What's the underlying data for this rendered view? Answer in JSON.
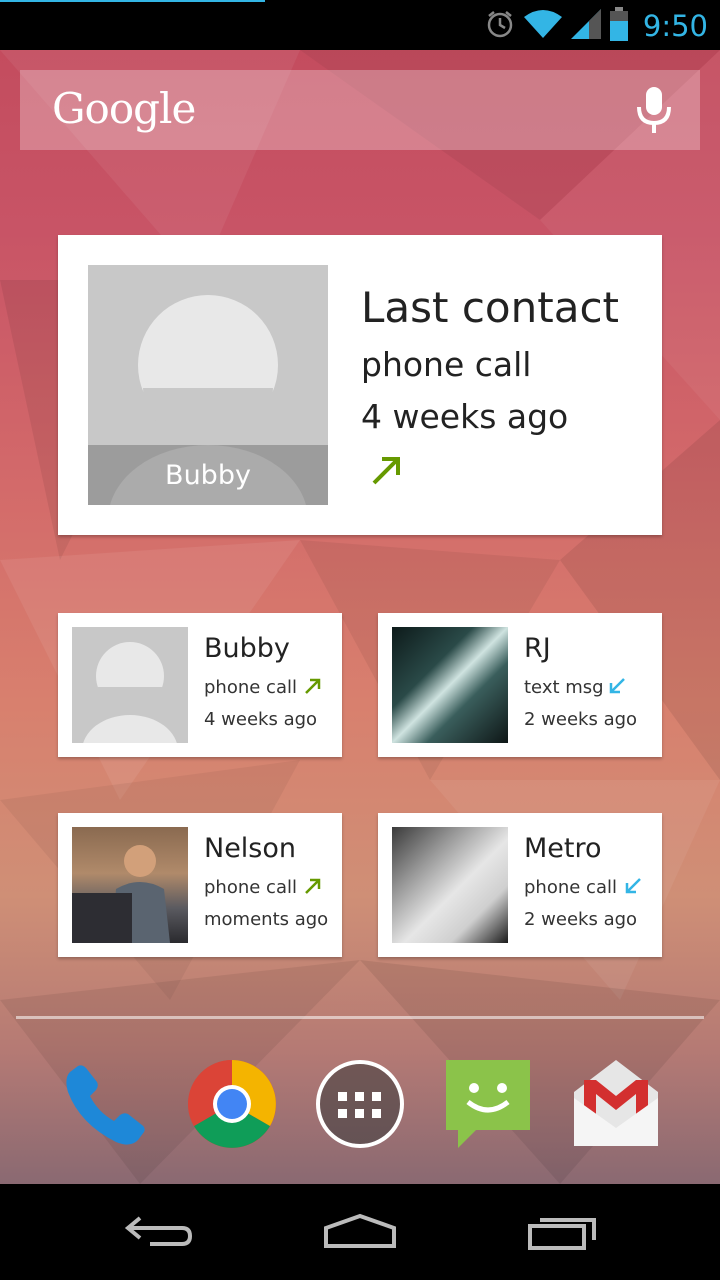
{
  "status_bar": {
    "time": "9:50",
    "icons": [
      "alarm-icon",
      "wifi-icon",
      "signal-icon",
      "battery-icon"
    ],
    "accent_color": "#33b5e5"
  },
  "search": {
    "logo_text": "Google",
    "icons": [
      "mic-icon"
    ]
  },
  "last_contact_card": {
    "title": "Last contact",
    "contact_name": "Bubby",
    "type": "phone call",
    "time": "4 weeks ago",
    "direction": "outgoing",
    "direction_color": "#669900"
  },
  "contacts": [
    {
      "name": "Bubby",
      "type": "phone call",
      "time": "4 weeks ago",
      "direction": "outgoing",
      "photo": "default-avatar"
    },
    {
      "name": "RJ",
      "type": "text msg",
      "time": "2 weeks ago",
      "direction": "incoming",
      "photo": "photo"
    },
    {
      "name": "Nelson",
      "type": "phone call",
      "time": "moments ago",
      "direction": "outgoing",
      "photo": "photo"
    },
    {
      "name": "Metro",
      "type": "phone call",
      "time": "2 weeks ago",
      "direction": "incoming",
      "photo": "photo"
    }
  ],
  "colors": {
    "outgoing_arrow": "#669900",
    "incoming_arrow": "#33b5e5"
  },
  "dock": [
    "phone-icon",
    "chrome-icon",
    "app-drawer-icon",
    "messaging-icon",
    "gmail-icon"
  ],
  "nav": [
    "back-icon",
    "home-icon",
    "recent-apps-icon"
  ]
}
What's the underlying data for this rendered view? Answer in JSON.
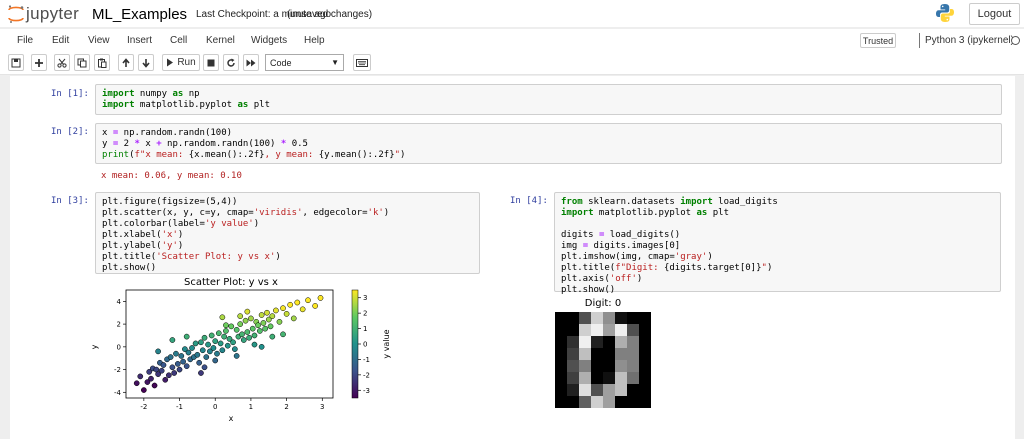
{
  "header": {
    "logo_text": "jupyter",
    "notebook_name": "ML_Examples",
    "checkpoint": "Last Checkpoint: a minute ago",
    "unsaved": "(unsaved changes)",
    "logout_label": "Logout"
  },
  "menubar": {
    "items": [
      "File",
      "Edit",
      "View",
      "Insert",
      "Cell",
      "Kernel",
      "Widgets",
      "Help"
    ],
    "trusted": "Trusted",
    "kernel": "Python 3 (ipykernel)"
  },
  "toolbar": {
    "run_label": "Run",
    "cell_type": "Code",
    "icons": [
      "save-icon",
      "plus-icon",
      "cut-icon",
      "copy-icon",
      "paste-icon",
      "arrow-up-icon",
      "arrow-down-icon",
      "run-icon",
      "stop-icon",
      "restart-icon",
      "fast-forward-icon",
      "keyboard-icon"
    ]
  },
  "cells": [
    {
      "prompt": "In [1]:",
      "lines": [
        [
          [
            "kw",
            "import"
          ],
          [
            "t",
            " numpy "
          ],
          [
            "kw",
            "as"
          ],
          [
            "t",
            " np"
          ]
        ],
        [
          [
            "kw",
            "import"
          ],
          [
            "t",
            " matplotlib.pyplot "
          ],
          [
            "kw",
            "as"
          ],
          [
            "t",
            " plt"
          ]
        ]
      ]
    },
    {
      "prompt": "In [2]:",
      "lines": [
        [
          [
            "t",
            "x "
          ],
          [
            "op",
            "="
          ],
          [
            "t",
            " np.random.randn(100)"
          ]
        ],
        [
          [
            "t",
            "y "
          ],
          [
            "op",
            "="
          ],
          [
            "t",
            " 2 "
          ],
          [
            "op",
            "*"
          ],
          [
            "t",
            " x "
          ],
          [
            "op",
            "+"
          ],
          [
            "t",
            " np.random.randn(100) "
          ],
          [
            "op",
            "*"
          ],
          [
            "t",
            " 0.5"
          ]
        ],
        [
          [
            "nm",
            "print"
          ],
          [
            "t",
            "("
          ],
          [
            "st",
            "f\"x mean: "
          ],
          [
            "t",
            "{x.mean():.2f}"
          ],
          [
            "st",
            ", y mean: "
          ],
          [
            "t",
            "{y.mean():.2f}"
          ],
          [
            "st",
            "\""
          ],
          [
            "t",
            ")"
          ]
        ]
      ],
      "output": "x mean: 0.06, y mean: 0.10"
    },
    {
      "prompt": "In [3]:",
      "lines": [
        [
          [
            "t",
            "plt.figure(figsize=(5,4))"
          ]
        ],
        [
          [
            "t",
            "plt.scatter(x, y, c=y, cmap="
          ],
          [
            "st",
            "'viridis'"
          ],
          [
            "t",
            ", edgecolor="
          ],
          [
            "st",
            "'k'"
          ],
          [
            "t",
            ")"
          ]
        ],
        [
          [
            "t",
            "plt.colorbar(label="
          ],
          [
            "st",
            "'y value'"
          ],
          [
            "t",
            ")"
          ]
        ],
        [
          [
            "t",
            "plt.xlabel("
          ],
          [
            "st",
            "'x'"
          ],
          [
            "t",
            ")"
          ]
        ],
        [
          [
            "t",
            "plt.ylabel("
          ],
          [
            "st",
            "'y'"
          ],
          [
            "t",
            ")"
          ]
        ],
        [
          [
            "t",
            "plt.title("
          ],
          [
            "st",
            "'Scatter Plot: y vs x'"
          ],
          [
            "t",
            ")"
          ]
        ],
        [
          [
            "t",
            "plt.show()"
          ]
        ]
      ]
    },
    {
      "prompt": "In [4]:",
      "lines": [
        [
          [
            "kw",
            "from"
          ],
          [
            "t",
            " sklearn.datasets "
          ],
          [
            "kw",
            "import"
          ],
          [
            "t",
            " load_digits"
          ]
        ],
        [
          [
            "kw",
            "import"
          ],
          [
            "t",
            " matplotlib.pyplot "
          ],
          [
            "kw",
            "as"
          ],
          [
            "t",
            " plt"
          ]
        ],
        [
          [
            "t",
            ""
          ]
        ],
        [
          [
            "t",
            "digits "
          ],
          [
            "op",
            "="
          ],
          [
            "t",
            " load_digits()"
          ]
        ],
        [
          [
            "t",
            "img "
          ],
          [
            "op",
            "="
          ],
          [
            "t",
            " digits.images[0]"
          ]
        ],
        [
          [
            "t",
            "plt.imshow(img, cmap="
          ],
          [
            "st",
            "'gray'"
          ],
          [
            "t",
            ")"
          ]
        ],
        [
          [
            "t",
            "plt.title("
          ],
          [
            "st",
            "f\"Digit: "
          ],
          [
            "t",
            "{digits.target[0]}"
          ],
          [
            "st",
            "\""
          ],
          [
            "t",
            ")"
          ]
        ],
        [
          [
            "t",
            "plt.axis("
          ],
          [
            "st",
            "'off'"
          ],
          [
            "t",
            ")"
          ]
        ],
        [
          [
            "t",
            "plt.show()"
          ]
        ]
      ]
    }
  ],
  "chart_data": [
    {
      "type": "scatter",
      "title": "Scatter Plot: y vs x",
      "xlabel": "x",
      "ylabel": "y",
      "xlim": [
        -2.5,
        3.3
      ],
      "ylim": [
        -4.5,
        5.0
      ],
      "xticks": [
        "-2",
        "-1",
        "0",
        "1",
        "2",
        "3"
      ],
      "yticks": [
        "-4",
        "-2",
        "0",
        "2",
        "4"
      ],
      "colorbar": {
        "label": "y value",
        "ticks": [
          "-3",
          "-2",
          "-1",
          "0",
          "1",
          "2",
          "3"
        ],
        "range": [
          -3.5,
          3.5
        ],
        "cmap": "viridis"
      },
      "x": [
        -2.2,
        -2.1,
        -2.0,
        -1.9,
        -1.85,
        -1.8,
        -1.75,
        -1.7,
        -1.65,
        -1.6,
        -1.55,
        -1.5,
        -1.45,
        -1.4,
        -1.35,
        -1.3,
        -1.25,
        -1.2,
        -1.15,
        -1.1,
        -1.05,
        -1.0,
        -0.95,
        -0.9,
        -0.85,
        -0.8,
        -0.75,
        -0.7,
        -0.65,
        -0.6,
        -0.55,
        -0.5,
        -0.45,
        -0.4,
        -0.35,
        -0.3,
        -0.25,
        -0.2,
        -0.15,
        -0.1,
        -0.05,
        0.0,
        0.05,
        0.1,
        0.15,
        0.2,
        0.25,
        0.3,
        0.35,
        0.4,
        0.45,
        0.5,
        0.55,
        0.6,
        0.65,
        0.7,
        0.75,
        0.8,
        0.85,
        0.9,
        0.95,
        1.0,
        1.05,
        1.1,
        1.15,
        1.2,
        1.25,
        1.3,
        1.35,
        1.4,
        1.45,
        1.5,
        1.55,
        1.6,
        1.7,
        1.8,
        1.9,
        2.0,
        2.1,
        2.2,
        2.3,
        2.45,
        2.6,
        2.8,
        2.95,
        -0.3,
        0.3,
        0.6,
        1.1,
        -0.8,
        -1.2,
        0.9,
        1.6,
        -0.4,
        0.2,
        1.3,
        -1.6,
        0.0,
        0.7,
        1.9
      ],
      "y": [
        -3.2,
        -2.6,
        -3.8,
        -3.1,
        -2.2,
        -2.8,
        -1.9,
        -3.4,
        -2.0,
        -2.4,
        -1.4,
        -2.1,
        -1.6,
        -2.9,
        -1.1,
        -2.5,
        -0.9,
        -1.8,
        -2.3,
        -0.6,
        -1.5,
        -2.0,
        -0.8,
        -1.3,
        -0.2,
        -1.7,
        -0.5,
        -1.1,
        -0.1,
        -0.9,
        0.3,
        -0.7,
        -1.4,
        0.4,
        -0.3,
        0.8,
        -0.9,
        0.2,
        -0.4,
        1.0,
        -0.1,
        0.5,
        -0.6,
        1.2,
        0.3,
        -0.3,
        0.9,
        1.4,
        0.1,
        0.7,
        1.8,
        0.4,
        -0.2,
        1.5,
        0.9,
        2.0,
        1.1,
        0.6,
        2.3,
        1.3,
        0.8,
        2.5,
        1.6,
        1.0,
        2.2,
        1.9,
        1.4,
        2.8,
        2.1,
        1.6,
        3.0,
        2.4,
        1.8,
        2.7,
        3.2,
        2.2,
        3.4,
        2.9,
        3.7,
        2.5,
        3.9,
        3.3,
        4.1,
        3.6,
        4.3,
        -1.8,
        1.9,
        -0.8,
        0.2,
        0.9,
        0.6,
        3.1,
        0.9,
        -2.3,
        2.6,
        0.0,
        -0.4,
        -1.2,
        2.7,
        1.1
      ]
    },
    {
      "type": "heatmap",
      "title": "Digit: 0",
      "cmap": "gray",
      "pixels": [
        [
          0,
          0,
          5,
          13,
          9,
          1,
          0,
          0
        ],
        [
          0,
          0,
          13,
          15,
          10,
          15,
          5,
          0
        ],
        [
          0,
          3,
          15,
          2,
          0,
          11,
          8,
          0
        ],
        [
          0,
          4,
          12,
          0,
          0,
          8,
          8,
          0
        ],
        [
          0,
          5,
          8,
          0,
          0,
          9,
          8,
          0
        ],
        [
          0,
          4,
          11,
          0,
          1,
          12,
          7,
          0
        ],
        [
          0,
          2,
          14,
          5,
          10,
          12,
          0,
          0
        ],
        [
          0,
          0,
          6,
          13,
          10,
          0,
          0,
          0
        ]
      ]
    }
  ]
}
.....
> [Task statement]
Copy in full each line that holds the word "weeks".

> [Correct response]
    "time": "4 weeks ago",
      "time": "4 weeks ago",
      "time": "2 weeks ago",
      "time": "2 weeks ago",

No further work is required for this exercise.